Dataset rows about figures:
+--
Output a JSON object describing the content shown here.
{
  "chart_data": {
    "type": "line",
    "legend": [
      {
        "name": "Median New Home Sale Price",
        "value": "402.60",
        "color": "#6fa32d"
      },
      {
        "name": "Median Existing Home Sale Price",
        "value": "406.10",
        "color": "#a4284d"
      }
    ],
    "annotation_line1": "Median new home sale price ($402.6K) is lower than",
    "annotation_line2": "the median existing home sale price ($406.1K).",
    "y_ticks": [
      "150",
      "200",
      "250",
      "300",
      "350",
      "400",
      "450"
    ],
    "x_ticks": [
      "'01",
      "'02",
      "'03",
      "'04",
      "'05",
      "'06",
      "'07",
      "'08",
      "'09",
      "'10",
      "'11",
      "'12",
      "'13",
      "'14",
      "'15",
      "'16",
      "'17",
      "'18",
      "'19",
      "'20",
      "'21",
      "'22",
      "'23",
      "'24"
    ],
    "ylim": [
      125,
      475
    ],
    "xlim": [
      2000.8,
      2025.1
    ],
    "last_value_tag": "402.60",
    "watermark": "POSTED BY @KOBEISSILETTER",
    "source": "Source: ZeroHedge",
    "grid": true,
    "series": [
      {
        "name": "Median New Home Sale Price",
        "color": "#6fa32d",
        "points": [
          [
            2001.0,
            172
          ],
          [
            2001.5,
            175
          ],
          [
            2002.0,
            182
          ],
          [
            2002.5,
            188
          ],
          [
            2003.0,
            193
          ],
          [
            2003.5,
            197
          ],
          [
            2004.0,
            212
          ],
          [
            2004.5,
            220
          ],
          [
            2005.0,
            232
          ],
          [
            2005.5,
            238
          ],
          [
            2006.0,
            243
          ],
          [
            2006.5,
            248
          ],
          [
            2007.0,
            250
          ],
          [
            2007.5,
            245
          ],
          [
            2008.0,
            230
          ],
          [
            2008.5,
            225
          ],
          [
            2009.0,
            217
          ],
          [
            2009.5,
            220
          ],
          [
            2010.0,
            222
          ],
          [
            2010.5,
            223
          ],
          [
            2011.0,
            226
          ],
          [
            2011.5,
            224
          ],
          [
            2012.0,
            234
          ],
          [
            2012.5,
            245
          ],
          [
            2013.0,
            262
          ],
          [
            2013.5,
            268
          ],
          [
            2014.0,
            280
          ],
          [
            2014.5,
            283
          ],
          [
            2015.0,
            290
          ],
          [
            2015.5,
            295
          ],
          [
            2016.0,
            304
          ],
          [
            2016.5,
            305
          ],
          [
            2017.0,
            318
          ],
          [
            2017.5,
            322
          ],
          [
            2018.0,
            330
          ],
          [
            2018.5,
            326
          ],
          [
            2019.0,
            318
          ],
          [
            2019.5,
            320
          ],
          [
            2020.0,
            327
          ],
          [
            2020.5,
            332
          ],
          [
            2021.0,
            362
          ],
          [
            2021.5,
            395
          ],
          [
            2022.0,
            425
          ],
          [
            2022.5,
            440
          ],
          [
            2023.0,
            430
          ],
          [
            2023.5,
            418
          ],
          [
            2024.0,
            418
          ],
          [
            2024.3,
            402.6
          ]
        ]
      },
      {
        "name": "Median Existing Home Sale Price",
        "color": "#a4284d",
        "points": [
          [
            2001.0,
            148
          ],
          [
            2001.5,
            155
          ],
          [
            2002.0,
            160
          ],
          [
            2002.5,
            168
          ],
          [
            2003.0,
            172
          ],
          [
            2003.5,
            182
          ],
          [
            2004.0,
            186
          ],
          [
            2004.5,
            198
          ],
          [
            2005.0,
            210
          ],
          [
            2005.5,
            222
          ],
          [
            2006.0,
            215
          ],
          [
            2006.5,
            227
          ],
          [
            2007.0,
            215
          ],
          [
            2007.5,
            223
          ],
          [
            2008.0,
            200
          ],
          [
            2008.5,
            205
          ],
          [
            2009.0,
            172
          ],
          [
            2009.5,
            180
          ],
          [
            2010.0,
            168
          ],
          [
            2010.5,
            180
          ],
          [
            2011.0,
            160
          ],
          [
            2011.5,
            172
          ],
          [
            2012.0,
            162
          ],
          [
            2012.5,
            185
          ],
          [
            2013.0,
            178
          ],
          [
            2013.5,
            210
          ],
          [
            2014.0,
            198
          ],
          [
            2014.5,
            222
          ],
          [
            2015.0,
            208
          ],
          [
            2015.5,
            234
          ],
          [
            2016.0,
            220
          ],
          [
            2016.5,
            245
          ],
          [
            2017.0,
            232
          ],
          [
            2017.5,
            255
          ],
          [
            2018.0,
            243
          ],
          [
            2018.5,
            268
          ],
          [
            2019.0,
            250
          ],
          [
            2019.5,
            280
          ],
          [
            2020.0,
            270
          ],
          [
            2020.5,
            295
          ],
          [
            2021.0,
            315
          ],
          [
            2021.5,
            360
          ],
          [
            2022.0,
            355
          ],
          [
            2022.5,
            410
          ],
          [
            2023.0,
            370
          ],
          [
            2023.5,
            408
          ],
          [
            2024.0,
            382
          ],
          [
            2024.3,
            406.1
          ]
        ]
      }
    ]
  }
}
+--
* Problem description:
Output each entry precisely as given.

* Correct answer:
Output a JSON object describing the content shown here.
{
  "chart_data": {
    "type": "line",
    "legend": [
      {
        "name": "Median New Home Sale Price",
        "value": "402.60",
        "color": "#6fa32d"
      },
      {
        "name": "Median Existing Home Sale Price",
        "value": "406.10",
        "color": "#a4284d"
      }
    ],
    "annotation_line1": "Median new home sale price ($402.6K) is lower than",
    "annotation_line2": "the median existing home sale price ($406.1K).",
    "y_ticks": [
      "150",
      "200",
      "250",
      "300",
      "350",
      "400",
      "450"
    ],
    "x_ticks": [
      "'01",
      "'02",
      "'03",
      "'04",
      "'05",
      "'06",
      "'07",
      "'08",
      "'09",
      "'10",
      "'11",
      "'12",
      "'13",
      "'14",
      "'15",
      "'16",
      "'17",
      "'18",
      "'19",
      "'20",
      "'21",
      "'22",
      "'23",
      "'24"
    ],
    "ylim": [
      125,
      475
    ],
    "xlim": [
      2000.8,
      2025.1
    ],
    "last_value_tag": "402.60",
    "watermark": "POSTED BY @KOBEISSILETTER",
    "source": "Source: ZeroHedge",
    "grid": true,
    "series": [
      {
        "name": "Median New Home Sale Price",
        "color": "#6fa32d",
        "points": [
          [
            2001.0,
            172
          ],
          [
            2001.5,
            175
          ],
          [
            2002.0,
            182
          ],
          [
            2002.5,
            188
          ],
          [
            2003.0,
            193
          ],
          [
            2003.5,
            197
          ],
          [
            2004.0,
            212
          ],
          [
            2004.5,
            220
          ],
          [
            2005.0,
            232
          ],
          [
            2005.5,
            238
          ],
          [
            2006.0,
            243
          ],
          [
            2006.5,
            248
          ],
          [
            2007.0,
            250
          ],
          [
            2007.5,
            245
          ],
          [
            2008.0,
            230
          ],
          [
            2008.5,
            225
          ],
          [
            2009.0,
            217
          ],
          [
            2009.5,
            220
          ],
          [
            2010.0,
            222
          ],
          [
            2010.5,
            223
          ],
          [
            2011.0,
            226
          ],
          [
            2011.5,
            224
          ],
          [
            2012.0,
            234
          ],
          [
            2012.5,
            245
          ],
          [
            2013.0,
            262
          ],
          [
            2013.5,
            268
          ],
          [
            2014.0,
            280
          ],
          [
            2014.5,
            283
          ],
          [
            2015.0,
            290
          ],
          [
            2015.5,
            295
          ],
          [
            2016.0,
            304
          ],
          [
            2016.5,
            305
          ],
          [
            2017.0,
            318
          ],
          [
            2017.5,
            322
          ],
          [
            2018.0,
            330
          ],
          [
            2018.5,
            326
          ],
          [
            2019.0,
            318
          ],
          [
            2019.5,
            320
          ],
          [
            2020.0,
            327
          ],
          [
            2020.5,
            332
          ],
          [
            2021.0,
            362
          ],
          [
            2021.5,
            395
          ],
          [
            2022.0,
            425
          ],
          [
            2022.5,
            440
          ],
          [
            2023.0,
            430
          ],
          [
            2023.5,
            418
          ],
          [
            2024.0,
            418
          ],
          [
            2024.3,
            402.6
          ]
        ]
      },
      {
        "name": "Median Existing Home Sale Price",
        "color": "#a4284d",
        "points": [
          [
            2001.0,
            148
          ],
          [
            2001.5,
            155
          ],
          [
            2002.0,
            160
          ],
          [
            2002.5,
            168
          ],
          [
            2003.0,
            172
          ],
          [
            2003.5,
            182
          ],
          [
            2004.0,
            186
          ],
          [
            2004.5,
            198
          ],
          [
            2005.0,
            210
          ],
          [
            2005.5,
            222
          ],
          [
            2006.0,
            215
          ],
          [
            2006.5,
            227
          ],
          [
            2007.0,
            215
          ],
          [
            2007.5,
            223
          ],
          [
            2008.0,
            200
          ],
          [
            2008.5,
            205
          ],
          [
            2009.0,
            172
          ],
          [
            2009.5,
            180
          ],
          [
            2010.0,
            168
          ],
          [
            2010.5,
            180
          ],
          [
            2011.0,
            160
          ],
          [
            2011.5,
            172
          ],
          [
            2012.0,
            162
          ],
          [
            2012.5,
            185
          ],
          [
            2013.0,
            178
          ],
          [
            2013.5,
            210
          ],
          [
            2014.0,
            198
          ],
          [
            2014.5,
            222
          ],
          [
            2015.0,
            208
          ],
          [
            2015.5,
            234
          ],
          [
            2016.0,
            220
          ],
          [
            2016.5,
            245
          ],
          [
            2017.0,
            232
          ],
          [
            2017.5,
            255
          ],
          [
            2018.0,
            243
          ],
          [
            2018.5,
            268
          ],
          [
            2019.0,
            250
          ],
          [
            2019.5,
            280
          ],
          [
            2020.0,
            270
          ],
          [
            2020.5,
            295
          ],
          [
            2021.0,
            315
          ],
          [
            2021.5,
            360
          ],
          [
            2022.0,
            355
          ],
          [
            2022.5,
            410
          ],
          [
            2023.0,
            370
          ],
          [
            2023.5,
            408
          ],
          [
            2024.0,
            382
          ],
          [
            2024.3,
            406.1
          ]
        ]
      }
    ]
  }
}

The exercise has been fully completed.